Problem details >> Where the string "date" occurs in the material below, report the whole line.

Data for this task >>
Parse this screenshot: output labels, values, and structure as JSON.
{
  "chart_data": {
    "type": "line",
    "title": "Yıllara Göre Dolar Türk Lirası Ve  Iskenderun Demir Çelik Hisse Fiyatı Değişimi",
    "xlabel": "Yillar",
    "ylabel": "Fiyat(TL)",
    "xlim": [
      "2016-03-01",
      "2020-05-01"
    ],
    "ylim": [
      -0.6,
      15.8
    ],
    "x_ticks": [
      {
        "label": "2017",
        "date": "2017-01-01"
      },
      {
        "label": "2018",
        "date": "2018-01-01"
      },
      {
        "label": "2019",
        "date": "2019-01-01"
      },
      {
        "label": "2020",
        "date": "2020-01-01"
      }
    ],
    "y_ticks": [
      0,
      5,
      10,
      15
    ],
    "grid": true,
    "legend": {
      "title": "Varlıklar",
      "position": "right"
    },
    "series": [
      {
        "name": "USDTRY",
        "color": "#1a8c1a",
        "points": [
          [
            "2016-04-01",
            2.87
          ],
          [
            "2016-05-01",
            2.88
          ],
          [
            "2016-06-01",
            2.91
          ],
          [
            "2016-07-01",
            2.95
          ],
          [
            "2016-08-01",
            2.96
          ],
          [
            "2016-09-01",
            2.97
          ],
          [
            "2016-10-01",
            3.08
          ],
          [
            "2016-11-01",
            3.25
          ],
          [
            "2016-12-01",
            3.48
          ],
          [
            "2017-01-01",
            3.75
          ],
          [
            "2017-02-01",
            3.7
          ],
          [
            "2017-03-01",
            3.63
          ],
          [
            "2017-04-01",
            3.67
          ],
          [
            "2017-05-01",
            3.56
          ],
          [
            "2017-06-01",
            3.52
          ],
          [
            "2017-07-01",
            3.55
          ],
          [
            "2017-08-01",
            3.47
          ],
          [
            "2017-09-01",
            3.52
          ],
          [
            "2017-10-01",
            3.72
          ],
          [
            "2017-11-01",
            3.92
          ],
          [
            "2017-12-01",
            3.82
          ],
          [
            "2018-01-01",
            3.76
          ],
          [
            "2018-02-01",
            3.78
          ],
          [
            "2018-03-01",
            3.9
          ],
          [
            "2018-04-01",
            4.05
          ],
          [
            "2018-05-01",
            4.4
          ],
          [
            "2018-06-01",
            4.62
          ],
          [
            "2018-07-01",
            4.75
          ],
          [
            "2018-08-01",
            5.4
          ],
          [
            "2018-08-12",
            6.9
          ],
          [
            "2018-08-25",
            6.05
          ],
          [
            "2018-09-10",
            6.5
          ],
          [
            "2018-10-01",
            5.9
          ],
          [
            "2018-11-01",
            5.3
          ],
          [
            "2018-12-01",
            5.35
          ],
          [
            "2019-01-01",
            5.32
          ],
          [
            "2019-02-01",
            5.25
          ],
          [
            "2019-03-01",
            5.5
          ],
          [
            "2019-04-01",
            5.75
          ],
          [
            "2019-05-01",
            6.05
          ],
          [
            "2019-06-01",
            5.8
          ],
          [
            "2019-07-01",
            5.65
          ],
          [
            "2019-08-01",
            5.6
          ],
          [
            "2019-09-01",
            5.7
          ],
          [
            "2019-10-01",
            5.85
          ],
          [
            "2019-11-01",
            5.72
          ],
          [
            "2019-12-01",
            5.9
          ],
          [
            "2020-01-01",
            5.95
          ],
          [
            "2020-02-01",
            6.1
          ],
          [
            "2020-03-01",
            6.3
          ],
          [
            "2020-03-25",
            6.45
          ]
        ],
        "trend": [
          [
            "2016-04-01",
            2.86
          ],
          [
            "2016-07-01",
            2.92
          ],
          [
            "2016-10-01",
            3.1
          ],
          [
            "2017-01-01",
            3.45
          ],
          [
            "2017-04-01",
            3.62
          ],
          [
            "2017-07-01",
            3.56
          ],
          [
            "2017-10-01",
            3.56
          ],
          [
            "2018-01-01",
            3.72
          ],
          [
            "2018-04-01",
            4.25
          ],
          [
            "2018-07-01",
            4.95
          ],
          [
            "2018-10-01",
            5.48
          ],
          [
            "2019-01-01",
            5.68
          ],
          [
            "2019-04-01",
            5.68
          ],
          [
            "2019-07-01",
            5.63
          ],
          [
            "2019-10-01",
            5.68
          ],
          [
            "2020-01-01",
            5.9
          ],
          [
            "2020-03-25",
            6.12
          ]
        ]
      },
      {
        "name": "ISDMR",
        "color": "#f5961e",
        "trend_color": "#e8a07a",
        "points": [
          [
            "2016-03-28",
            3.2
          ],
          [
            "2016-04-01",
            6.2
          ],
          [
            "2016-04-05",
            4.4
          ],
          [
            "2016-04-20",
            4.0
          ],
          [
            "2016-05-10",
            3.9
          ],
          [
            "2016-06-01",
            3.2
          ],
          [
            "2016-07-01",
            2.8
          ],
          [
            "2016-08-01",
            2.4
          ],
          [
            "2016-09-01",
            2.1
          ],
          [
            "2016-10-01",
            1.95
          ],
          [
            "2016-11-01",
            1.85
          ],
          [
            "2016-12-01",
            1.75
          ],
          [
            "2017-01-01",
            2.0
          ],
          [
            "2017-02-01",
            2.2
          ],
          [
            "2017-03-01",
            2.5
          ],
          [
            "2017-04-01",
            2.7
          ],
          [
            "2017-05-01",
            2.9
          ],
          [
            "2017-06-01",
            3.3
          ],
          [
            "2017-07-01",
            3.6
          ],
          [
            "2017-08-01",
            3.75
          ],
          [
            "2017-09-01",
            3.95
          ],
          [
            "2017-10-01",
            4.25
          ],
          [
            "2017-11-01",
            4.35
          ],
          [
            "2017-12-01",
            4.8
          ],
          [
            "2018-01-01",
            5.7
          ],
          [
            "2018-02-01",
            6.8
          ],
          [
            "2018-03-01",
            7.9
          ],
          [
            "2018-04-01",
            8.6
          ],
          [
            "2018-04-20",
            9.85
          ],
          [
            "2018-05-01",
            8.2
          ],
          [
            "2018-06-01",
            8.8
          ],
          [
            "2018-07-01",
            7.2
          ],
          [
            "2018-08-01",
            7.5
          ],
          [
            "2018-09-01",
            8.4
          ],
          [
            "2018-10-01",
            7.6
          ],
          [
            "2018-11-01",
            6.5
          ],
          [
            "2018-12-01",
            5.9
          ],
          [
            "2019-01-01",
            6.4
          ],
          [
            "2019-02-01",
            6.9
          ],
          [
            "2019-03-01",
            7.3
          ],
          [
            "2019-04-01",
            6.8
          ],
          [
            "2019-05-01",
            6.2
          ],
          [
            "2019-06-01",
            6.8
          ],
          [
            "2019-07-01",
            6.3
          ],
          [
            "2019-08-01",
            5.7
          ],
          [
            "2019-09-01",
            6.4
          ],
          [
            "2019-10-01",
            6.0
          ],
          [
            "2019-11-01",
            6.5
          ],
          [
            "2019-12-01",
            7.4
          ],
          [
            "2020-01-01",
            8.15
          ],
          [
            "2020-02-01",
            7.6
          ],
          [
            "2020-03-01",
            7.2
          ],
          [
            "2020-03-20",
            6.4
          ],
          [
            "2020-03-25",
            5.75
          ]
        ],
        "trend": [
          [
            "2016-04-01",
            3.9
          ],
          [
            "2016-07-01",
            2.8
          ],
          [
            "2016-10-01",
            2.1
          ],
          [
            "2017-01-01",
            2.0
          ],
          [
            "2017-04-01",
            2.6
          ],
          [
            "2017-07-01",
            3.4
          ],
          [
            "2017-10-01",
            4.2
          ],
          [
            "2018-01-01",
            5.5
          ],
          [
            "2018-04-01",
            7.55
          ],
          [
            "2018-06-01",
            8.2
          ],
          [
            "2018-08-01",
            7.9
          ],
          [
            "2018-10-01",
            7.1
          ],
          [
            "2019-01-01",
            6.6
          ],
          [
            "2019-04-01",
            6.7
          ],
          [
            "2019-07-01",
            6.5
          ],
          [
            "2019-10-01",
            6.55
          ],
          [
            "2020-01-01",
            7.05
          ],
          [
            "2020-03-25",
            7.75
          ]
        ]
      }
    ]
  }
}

Task response >>
        "date": "2017-01-01"
        "date": "2018-01-01"
        "date": "2019-01-01"
        "date": "2020-01-01"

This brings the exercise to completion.